→ **Exercise**: Search the data for the string "color" and gather each line it is in.

==*==

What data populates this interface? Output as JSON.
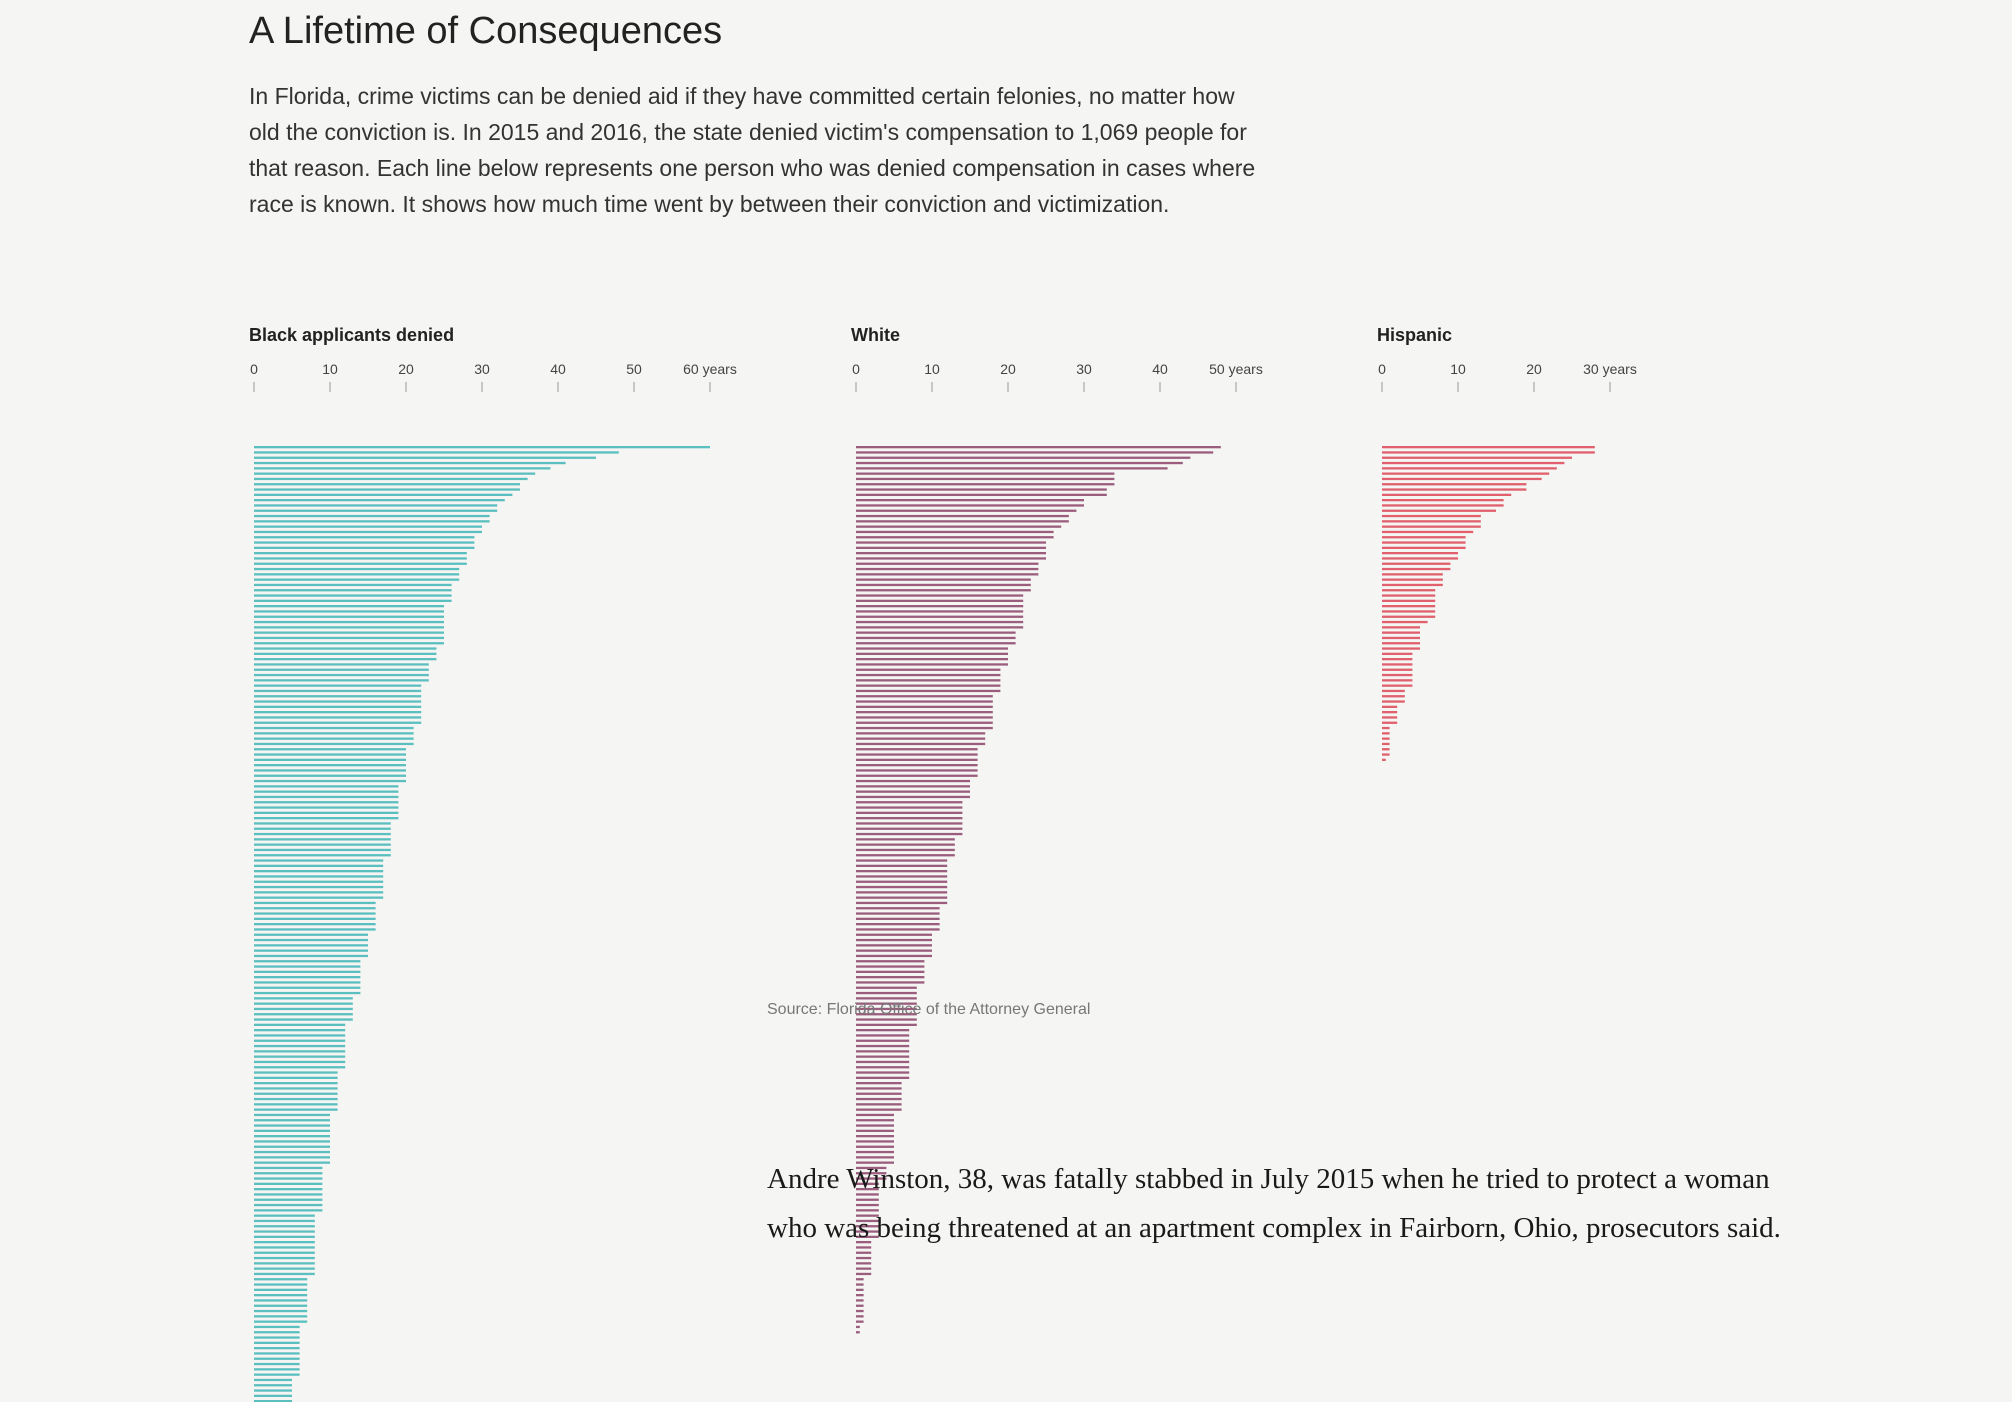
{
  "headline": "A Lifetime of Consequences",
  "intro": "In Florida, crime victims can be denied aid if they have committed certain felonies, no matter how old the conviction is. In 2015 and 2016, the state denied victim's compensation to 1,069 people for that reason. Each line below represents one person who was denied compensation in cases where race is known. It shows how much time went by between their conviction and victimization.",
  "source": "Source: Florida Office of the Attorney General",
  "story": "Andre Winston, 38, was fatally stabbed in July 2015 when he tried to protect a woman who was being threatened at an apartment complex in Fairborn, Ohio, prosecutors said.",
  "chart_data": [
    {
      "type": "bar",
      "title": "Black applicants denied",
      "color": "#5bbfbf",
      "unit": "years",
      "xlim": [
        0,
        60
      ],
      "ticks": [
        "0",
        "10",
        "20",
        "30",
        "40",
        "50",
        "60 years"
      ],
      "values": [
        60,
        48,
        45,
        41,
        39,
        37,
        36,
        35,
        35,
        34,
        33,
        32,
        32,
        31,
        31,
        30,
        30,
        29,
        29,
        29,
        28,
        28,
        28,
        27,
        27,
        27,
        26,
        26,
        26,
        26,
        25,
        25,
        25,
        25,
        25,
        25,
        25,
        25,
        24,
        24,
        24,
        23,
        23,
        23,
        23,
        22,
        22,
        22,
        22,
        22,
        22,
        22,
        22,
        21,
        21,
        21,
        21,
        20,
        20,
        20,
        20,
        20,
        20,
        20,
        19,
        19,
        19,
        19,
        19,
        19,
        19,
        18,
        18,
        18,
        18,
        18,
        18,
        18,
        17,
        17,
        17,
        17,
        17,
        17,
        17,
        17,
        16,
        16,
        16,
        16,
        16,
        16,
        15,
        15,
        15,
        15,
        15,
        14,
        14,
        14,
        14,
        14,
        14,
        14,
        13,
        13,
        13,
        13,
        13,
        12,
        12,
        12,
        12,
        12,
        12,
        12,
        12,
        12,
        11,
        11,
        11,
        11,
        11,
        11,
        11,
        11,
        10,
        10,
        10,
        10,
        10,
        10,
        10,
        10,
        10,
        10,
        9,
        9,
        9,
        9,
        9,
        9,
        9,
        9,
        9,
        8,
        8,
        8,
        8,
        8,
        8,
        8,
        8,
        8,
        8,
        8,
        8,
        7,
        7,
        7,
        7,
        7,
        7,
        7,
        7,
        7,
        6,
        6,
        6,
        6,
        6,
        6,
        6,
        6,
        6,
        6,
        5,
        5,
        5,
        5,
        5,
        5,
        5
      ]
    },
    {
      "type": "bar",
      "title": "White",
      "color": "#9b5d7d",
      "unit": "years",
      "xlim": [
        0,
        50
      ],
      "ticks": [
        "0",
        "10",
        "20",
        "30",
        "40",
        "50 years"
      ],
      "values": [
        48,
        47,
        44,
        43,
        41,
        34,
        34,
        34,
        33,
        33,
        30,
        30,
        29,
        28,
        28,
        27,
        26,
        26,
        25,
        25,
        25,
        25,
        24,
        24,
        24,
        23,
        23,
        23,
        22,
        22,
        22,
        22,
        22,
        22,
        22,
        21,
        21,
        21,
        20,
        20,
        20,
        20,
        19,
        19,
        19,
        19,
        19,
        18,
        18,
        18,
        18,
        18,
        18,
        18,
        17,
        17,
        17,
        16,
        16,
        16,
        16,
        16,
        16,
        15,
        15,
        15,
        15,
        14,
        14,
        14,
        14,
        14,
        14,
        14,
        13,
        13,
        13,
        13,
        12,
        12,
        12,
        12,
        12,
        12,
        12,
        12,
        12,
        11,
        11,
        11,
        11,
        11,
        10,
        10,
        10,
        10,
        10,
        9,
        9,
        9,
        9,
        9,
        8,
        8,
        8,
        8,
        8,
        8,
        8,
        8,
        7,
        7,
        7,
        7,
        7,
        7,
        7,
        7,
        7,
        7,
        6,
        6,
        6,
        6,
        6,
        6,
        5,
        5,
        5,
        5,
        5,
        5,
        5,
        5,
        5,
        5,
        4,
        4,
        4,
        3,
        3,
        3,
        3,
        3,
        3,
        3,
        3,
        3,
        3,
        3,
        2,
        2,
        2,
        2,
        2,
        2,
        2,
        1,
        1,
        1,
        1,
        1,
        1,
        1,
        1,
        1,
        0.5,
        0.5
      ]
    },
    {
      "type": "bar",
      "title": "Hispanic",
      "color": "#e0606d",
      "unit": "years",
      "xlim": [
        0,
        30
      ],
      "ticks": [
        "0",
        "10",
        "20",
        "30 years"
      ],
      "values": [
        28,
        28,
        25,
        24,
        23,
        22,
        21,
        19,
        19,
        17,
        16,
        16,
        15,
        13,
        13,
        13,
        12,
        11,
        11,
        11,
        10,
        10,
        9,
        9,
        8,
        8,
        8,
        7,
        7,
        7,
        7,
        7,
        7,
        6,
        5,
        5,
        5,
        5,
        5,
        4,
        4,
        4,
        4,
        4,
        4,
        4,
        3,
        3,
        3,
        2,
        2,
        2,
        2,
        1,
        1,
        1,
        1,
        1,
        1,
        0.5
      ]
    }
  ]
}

==*==

→ **Task answer**:
      "color": "#5bbfbf",
      "color": "#9b5d7d",
      "color": "#e0606d",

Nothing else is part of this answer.